→ EXERCISE AIM: Print the data that follows exactly.

-------- AVAILABLE DATA

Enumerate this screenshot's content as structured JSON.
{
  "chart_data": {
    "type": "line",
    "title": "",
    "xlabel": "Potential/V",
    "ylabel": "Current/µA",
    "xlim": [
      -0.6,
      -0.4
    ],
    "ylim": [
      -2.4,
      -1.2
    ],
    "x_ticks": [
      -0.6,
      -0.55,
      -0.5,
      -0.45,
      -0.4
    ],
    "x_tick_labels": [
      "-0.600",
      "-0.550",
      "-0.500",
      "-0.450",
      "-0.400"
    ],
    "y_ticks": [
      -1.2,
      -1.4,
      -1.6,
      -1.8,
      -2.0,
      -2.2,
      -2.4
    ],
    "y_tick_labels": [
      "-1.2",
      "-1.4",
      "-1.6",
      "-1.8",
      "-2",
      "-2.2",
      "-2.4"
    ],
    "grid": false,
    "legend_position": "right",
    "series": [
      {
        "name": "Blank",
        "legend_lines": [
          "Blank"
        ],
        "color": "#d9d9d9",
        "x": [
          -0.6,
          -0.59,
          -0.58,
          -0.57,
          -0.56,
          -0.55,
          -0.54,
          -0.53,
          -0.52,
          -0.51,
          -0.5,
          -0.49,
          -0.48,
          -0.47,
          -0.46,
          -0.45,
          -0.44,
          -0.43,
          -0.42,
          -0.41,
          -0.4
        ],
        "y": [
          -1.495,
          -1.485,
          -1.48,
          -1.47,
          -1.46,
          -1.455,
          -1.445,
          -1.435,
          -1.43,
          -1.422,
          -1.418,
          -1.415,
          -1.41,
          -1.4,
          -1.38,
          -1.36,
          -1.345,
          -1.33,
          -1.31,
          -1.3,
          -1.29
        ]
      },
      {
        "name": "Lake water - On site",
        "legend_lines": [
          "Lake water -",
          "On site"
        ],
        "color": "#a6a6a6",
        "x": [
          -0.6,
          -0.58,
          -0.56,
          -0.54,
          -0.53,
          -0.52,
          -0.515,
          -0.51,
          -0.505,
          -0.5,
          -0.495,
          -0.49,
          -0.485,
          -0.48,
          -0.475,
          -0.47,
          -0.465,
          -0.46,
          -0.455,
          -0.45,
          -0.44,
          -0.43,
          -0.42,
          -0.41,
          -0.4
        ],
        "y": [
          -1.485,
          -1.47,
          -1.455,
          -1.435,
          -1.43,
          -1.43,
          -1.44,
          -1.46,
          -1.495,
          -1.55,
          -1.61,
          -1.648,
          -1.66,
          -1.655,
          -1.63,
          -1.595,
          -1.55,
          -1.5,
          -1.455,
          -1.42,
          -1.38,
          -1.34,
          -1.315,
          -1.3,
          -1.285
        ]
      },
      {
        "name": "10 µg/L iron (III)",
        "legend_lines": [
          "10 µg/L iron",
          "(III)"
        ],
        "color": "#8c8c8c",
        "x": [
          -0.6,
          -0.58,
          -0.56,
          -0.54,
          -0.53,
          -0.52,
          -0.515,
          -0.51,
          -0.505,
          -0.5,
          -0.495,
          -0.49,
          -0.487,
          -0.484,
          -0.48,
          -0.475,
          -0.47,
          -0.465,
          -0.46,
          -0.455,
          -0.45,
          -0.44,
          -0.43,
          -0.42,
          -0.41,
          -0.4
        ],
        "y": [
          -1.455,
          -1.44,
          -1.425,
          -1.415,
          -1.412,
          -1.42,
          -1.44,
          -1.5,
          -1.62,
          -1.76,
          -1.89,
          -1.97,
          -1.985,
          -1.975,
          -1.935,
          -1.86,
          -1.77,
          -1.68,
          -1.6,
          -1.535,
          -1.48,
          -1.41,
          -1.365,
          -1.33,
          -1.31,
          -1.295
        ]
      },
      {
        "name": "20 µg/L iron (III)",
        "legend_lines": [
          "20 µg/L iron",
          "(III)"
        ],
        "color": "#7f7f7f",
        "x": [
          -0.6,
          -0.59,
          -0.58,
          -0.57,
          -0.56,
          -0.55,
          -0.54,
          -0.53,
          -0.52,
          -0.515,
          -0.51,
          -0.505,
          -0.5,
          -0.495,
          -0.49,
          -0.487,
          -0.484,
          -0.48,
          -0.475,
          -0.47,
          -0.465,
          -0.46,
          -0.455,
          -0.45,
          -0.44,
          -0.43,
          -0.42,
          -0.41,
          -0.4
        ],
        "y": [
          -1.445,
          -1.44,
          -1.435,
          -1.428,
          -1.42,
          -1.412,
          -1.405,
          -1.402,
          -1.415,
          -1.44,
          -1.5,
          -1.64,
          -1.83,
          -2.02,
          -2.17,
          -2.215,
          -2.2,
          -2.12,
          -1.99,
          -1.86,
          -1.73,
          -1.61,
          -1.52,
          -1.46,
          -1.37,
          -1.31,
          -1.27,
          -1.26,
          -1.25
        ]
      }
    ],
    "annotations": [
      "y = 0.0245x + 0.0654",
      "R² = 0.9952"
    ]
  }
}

----------------

→ TASK RESPONSE:
Enumerate this screenshot's content as structured JSON.
{
  "chart_data": {
    "type": "line",
    "title": "",
    "xlabel": "Potential/V",
    "ylabel": "Current/µA",
    "xlim": [
      -0.6,
      -0.4
    ],
    "ylim": [
      -2.4,
      -1.2
    ],
    "x_ticks": [
      -0.6,
      -0.55,
      -0.5,
      -0.45,
      -0.4
    ],
    "x_tick_labels": [
      "-0.600",
      "-0.550",
      "-0.500",
      "-0.450",
      "-0.400"
    ],
    "y_ticks": [
      -1.2,
      -1.4,
      -1.6,
      -1.8,
      -2.0,
      -2.2,
      -2.4
    ],
    "y_tick_labels": [
      "-1.2",
      "-1.4",
      "-1.6",
      "-1.8",
      "-2",
      "-2.2",
      "-2.4"
    ],
    "grid": false,
    "legend_position": "right",
    "series": [
      {
        "name": "Blank",
        "legend_lines": [
          "Blank"
        ],
        "color": "#d9d9d9",
        "x": [
          -0.6,
          -0.59,
          -0.58,
          -0.57,
          -0.56,
          -0.55,
          -0.54,
          -0.53,
          -0.52,
          -0.51,
          -0.5,
          -0.49,
          -0.48,
          -0.47,
          -0.46,
          -0.45,
          -0.44,
          -0.43,
          -0.42,
          -0.41,
          -0.4
        ],
        "y": [
          -1.495,
          -1.485,
          -1.48,
          -1.47,
          -1.46,
          -1.455,
          -1.445,
          -1.435,
          -1.43,
          -1.422,
          -1.418,
          -1.415,
          -1.41,
          -1.4,
          -1.38,
          -1.36,
          -1.345,
          -1.33,
          -1.31,
          -1.3,
          -1.29
        ]
      },
      {
        "name": "Lake water - On site",
        "legend_lines": [
          "Lake water -",
          "On site"
        ],
        "color": "#a6a6a6",
        "x": [
          -0.6,
          -0.58,
          -0.56,
          -0.54,
          -0.53,
          -0.52,
          -0.515,
          -0.51,
          -0.505,
          -0.5,
          -0.495,
          -0.49,
          -0.485,
          -0.48,
          -0.475,
          -0.47,
          -0.465,
          -0.46,
          -0.455,
          -0.45,
          -0.44,
          -0.43,
          -0.42,
          -0.41,
          -0.4
        ],
        "y": [
          -1.485,
          -1.47,
          -1.455,
          -1.435,
          -1.43,
          -1.43,
          -1.44,
          -1.46,
          -1.495,
          -1.55,
          -1.61,
          -1.648,
          -1.66,
          -1.655,
          -1.63,
          -1.595,
          -1.55,
          -1.5,
          -1.455,
          -1.42,
          -1.38,
          -1.34,
          -1.315,
          -1.3,
          -1.285
        ]
      },
      {
        "name": "10 µg/L iron (III)",
        "legend_lines": [
          "10 µg/L iron",
          "(III)"
        ],
        "color": "#8c8c8c",
        "x": [
          -0.6,
          -0.58,
          -0.56,
          -0.54,
          -0.53,
          -0.52,
          -0.515,
          -0.51,
          -0.505,
          -0.5,
          -0.495,
          -0.49,
          -0.487,
          -0.484,
          -0.48,
          -0.475,
          -0.47,
          -0.465,
          -0.46,
          -0.455,
          -0.45,
          -0.44,
          -0.43,
          -0.42,
          -0.41,
          -0.4
        ],
        "y": [
          -1.455,
          -1.44,
          -1.425,
          -1.415,
          -1.412,
          -1.42,
          -1.44,
          -1.5,
          -1.62,
          -1.76,
          -1.89,
          -1.97,
          -1.985,
          -1.975,
          -1.935,
          -1.86,
          -1.77,
          -1.68,
          -1.6,
          -1.535,
          -1.48,
          -1.41,
          -1.365,
          -1.33,
          -1.31,
          -1.295
        ]
      },
      {
        "name": "20 µg/L iron (III)",
        "legend_lines": [
          "20 µg/L iron",
          "(III)"
        ],
        "color": "#7f7f7f",
        "x": [
          -0.6,
          -0.59,
          -0.58,
          -0.57,
          -0.56,
          -0.55,
          -0.54,
          -0.53,
          -0.52,
          -0.515,
          -0.51,
          -0.505,
          -0.5,
          -0.495,
          -0.49,
          -0.487,
          -0.484,
          -0.48,
          -0.475,
          -0.47,
          -0.465,
          -0.46,
          -0.455,
          -0.45,
          -0.44,
          -0.43,
          -0.42,
          -0.41,
          -0.4
        ],
        "y": [
          -1.445,
          -1.44,
          -1.435,
          -1.428,
          -1.42,
          -1.412,
          -1.405,
          -1.402,
          -1.415,
          -1.44,
          -1.5,
          -1.64,
          -1.83,
          -2.02,
          -2.17,
          -2.215,
          -2.2,
          -2.12,
          -1.99,
          -1.86,
          -1.73,
          -1.61,
          -1.52,
          -1.46,
          -1.37,
          -1.31,
          -1.27,
          -1.26,
          -1.25
        ]
      }
    ],
    "annotations": [
      "y = 0.0245x + 0.0654",
      "R² = 0.9952"
    ]
  }
}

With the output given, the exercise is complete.